### [REQUIREMENTS]
Write the records out again, keeping each line exactly as it is.

### [DATASET ENTRIES]
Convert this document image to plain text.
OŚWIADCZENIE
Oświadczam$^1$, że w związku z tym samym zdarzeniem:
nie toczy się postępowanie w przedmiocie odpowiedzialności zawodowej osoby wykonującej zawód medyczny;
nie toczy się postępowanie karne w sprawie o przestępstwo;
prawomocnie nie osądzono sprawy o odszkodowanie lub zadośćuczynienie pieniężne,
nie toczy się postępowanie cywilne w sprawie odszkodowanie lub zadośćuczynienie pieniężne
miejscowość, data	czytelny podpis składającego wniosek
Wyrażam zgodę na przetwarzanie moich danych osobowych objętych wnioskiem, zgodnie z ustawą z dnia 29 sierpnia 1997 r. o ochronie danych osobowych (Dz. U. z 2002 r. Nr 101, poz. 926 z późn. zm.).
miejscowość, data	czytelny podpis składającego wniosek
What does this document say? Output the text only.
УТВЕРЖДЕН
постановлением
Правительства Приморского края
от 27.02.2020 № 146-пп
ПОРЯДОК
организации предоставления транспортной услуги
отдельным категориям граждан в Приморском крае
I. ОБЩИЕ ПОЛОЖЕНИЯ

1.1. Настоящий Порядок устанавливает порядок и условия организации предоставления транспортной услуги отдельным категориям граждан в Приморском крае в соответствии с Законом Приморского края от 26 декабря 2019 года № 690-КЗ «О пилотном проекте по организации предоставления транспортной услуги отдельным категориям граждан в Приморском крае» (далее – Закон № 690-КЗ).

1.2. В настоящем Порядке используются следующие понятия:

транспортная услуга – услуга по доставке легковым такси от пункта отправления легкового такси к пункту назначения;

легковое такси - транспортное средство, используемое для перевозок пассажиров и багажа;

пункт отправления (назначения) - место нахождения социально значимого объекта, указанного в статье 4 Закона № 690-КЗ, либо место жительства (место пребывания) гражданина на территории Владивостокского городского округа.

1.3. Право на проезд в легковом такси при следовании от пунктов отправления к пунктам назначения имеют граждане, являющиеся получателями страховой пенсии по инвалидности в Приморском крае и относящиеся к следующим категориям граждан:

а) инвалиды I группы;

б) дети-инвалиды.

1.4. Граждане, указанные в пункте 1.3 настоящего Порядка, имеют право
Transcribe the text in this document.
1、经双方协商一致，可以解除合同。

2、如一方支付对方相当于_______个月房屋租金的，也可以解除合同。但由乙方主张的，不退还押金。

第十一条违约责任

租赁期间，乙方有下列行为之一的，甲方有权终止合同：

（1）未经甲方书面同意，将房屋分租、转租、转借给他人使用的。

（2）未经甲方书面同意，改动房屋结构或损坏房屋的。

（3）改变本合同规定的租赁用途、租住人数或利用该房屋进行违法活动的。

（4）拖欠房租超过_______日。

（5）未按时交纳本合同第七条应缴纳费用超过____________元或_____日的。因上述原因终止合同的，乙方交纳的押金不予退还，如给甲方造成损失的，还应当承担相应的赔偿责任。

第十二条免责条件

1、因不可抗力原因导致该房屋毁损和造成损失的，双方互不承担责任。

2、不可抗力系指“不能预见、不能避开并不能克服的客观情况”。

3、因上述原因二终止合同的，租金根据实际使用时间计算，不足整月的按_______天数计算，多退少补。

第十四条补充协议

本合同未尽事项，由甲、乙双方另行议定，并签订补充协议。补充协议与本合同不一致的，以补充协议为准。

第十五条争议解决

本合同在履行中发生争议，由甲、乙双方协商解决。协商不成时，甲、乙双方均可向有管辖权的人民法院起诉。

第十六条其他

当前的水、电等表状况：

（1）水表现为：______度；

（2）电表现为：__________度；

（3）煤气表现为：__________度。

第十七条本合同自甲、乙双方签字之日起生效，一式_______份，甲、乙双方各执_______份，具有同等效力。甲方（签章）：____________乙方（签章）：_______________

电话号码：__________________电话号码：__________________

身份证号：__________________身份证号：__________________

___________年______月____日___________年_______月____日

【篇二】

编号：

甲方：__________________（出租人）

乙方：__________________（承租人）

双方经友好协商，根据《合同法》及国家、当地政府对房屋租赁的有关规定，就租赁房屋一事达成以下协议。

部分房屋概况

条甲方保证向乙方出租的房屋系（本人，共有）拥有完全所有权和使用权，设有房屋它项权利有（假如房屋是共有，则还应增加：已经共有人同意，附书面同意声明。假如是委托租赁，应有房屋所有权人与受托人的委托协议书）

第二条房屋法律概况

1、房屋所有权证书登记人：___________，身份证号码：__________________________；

### [REPLY]
Convert this document image to plain text.
OŚWIADCZENIE
Oświadczam$^1$, że w związku z tym samym zdarzeniem:
nie toczy się postępowanie w przedmiocie odpowiedzialności zawodowej osoby wykonującej zawód medyczny;
nie toczy się postępowanie karne w sprawie o przestępstwo;
prawomocnie nie osądzono sprawy o odszkodowanie lub zadośćuczynienie pieniężne,
nie toczy się postępowanie cywilne w sprawie odszkodowanie lub zadośćuczynienie pieniężne
miejscowość, data	czytelny podpis składającego wniosek
Wyrażam zgodę na przetwarzanie moich danych osobowych objętych wnioskiem, zgodnie z ustawą z dnia 29 sierpnia 1997 r. o ochronie danych osobowych (Dz. U. z 2002 r. Nr 101, poz. 926 z późn. zm.).
miejscowość, data	czytelny podpis składającego wniosek
What does this document say? Output the text only.
УТВЕРЖДЕН
постановлением
Правительства Приморского края
от 27.02.2020 № 146-пп
ПОРЯДОК
организации предоставления транспортной услуги
отдельным категориям граждан в Приморском крае
I. ОБЩИЕ ПОЛОЖЕНИЯ

1.1. Настоящий Порядок устанавливает порядок и условия организации предоставления транспортной услуги отдельным категориям граждан в Приморском крае в соответствии с Законом Приморского края от 26 декабря 2019 года № 690-КЗ «О пилотном проекте по организации предоставления транспортной услуги отдельным категориям граждан в Приморском крае» (далее – Закон № 690-КЗ).

1.2. В настоящем Порядке используются следующие понятия:

транспортная услуга – услуга по доставке легковым такси от пункта отправления легкового такси к пункту назначения;

легковое такси - транспортное средство, используемое для перевозок пассажиров и багажа;

пункт отправления (назначения) - место нахождения социально значимого объекта, указанного в статье 4 Закона № 690-КЗ, либо место жительства (место пребывания) гражданина на территории Владивостокского городского округа.

1.3. Право на проезд в легковом такси при следовании от пунктов отправления к пунктам назначения имеют граждане, являющиеся получателями страховой пенсии по инвалидности в Приморском крае и относящиеся к следующим категориям граждан:

а) инвалиды I группы;

б) дети-инвалиды.

1.4. Граждане, указанные в пункте 1.3 настоящего Порядка, имеют право
Transcribe the text in this document.
1、经双方协商一致，可以解除合同。

2、如一方支付对方相当于_______个月房屋租金的，也可以解除合同。但由乙方主张的，不退还押金。

第十一条违约责任

租赁期间，乙方有下列行为之一的，甲方有权终止合同：

（1）未经甲方书面同意，将房屋分租、转租、转借给他人使用的。

（2）未经甲方书面同意，改动房屋结构或损坏房屋的。

（3）改变本合同规定的租赁用途、租住人数或利用该房屋进行违法活动的。

（4）拖欠房租超过_______日。

（5）未按时交纳本合同第七条应缴纳费用超过____________元或_____日的。因上述原因终止合同的，乙方交纳的押金不予退还，如给甲方造成损失的，还应当承担相应的赔偿责任。

第十二条免责条件

1、因不可抗力原因导致该房屋毁损和造成损失的，双方互不承担责任。

2、不可抗力系指“不能预见、不能避开并不能克服的客观情况”。

3、因上述原因二终止合同的，租金根据实际使用时间计算，不足整月的按_______天数计算，多退少补。

第十四条补充协议

本合同未尽事项，由甲、乙双方另行议定，并签订补充协议。补充协议与本合同不一致的，以补充协议为准。

第十五条争议解决

本合同在履行中发生争议，由甲、乙双方协商解决。协商不成时，甲、乙双方均可向有管辖权的人民法院起诉。

第十六条其他

当前的水、电等表状况：

（1）水表现为：______度；

（2）电表现为：__________度；

（3）煤气表现为：__________度。

第十七条本合同自甲、乙双方签字之日起生效，一式_______份，甲、乙双方各执_______份，具有同等效力。甲方（签章）：____________乙方（签章）：_______________

电话号码：__________________电话号码：__________________

身份证号：__________________身份证号：__________________

___________年______月____日___________年_______月____日

【篇二】

编号：

甲方：__________________（出租人）

乙方：__________________（承租人）

双方经友好协商，根据《合同法》及国家、当地政府对房屋租赁的有关规定，就租赁房屋一事达成以下协议。

部分房屋概况

条甲方保证向乙方出租的房屋系（本人，共有）拥有完全所有权和使用权，设有房屋它项权利有（假如房屋是共有，则还应增加：已经共有人同意，附书面同意声明。假如是委托租赁，应有房屋所有权人与受托人的委托协议书）

第二条房屋法律概况

1、房屋所有权证书登记人：___________，身份证号码：__________________________；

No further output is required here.